TASK PROMPT: Render the following material again verbatim, leaving nothing out.

___ SUPPLIED RECORDS

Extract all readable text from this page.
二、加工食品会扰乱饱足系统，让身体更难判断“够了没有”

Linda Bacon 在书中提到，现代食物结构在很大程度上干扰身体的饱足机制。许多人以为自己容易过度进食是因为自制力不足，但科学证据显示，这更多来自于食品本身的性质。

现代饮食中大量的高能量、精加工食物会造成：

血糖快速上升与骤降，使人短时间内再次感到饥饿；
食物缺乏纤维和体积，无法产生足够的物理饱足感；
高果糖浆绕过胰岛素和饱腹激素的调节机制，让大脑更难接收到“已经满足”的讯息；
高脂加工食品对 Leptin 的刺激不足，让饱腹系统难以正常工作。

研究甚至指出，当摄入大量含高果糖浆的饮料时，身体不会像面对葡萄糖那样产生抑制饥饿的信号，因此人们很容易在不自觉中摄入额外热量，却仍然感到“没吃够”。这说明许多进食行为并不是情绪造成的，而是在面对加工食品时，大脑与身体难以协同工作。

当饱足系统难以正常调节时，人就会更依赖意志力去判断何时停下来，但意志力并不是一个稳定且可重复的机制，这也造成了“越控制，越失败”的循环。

______

COMPLETE OUTPUT:
Extract all readable text from this page.
二、加工食品会扰乱饱足系统，让身体更难判断“够了没有”

Linda Bacon 在书中提到，现代食物结构在很大程度上干扰身体的饱足机制。许多人以为自己容易过度进食是因为自制力不足，但科学证据显示，这更多来自于食品本身的性质。

现代饮食中大量的高能量、精加工食物会造成：

血糖快速上升与骤降，使人短时间内再次感到饥饿；
食物缺乏纤维和体积，无法产生足够的物理饱足感；
高果糖浆绕过胰岛素和饱腹激素的调节机制，让大脑更难接收到“已经满足”的讯息；
高脂加工食品对 Leptin 的刺激不足，让饱腹系统难以正常工作。

研究甚至指出，当摄入大量含高果糖浆的饮料时，身体不会像面对葡萄糖那样产生抑制饥饿的信号，因此人们很容易在不自觉中摄入额外热量，却仍然感到“没吃够”。这说明许多进食行为并不是情绪造成的，而是在面对加工食品时，大脑与身体难以协同工作。

当饱足系统难以正常调节时，人就会更依赖意志力去判断何时停下来，但意志力并不是一个稳定且可重复的机制，这也造成了“越控制，越失败”的循环。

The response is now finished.